**TASK DIRECTIONS:** Restate the complete material exactly.

**MATERIAL TO PROCESS:**
☆ ☆ ☆ ☆ ☆
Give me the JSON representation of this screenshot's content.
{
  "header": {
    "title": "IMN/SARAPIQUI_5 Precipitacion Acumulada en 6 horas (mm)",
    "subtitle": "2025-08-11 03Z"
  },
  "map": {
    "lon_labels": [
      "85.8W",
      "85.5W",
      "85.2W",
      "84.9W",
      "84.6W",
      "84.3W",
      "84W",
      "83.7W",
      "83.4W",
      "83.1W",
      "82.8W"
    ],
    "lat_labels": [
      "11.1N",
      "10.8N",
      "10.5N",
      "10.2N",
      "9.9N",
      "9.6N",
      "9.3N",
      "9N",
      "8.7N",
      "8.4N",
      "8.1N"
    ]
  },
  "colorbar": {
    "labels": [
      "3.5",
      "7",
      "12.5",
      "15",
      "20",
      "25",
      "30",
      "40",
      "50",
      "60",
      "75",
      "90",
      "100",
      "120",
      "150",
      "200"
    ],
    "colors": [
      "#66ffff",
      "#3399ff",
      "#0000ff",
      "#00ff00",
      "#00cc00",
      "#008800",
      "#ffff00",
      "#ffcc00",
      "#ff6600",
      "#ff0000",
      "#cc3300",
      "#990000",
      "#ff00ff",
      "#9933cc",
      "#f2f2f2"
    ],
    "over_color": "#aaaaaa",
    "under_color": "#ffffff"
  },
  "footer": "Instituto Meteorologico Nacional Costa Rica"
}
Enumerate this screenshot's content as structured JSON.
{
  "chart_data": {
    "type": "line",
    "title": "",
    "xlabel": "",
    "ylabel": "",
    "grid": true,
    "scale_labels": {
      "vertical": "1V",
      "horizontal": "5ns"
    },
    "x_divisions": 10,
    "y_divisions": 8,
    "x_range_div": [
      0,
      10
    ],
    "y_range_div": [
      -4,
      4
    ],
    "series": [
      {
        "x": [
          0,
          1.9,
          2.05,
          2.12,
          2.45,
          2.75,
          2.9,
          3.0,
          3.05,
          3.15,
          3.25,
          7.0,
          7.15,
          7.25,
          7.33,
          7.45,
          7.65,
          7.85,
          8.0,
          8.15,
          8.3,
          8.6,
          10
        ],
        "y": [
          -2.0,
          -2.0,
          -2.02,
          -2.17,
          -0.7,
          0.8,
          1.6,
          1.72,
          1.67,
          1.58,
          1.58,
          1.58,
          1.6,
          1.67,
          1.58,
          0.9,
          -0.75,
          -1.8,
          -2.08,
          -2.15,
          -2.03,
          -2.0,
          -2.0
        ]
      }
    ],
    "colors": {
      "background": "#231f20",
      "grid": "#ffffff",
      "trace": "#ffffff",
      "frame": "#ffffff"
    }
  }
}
☆ ☆ ☆ ☆ ☆
**OUTPUT FOR THIS TASK:**
Give me the JSON representation of this screenshot's content.
{
  "header": {
    "title": "IMN/SARAPIQUI_5 Precipitacion Acumulada en 6 horas (mm)",
    "subtitle": "2025-08-11 03Z"
  },
  "map": {
    "lon_labels": [
      "85.8W",
      "85.5W",
      "85.2W",
      "84.9W",
      "84.6W",
      "84.3W",
      "84W",
      "83.7W",
      "83.4W",
      "83.1W",
      "82.8W"
    ],
    "lat_labels": [
      "11.1N",
      "10.8N",
      "10.5N",
      "10.2N",
      "9.9N",
      "9.6N",
      "9.3N",
      "9N",
      "8.7N",
      "8.4N",
      "8.1N"
    ]
  },
  "colorbar": {
    "labels": [
      "3.5",
      "7",
      "12.5",
      "15",
      "20",
      "25",
      "30",
      "40",
      "50",
      "60",
      "75",
      "90",
      "100",
      "120",
      "150",
      "200"
    ],
    "colors": [
      "#66ffff",
      "#3399ff",
      "#0000ff",
      "#00ff00",
      "#00cc00",
      "#008800",
      "#ffff00",
      "#ffcc00",
      "#ff6600",
      "#ff0000",
      "#cc3300",
      "#990000",
      "#ff00ff",
      "#9933cc",
      "#f2f2f2"
    ],
    "over_color": "#aaaaaa",
    "under_color": "#ffffff"
  },
  "footer": "Instituto Meteorologico Nacional Costa Rica"
}
Enumerate this screenshot's content as structured JSON.
{
  "chart_data": {
    "type": "line",
    "title": "",
    "xlabel": "",
    "ylabel": "",
    "grid": true,
    "scale_labels": {
      "vertical": "1V",
      "horizontal": "5ns"
    },
    "x_divisions": 10,
    "y_divisions": 8,
    "x_range_div": [
      0,
      10
    ],
    "y_range_div": [
      -4,
      4
    ],
    "series": [
      {
        "x": [
          0,
          1.9,
          2.05,
          2.12,
          2.45,
          2.75,
          2.9,
          3.0,
          3.05,
          3.15,
          3.25,
          7.0,
          7.15,
          7.25,
          7.33,
          7.45,
          7.65,
          7.85,
          8.0,
          8.15,
          8.3,
          8.6,
          10
        ],
        "y": [
          -2.0,
          -2.0,
          -2.02,
          -2.17,
          -0.7,
          0.8,
          1.6,
          1.72,
          1.67,
          1.58,
          1.58,
          1.58,
          1.6,
          1.67,
          1.58,
          0.9,
          -0.75,
          -1.8,
          -2.08,
          -2.15,
          -2.03,
          -2.0,
          -2.0
        ]
      }
    ],
    "colors": {
      "background": "#231f20",
      "grid": "#ffffff",
      "trace": "#ffffff",
      "frame": "#ffffff"
    }
  }
}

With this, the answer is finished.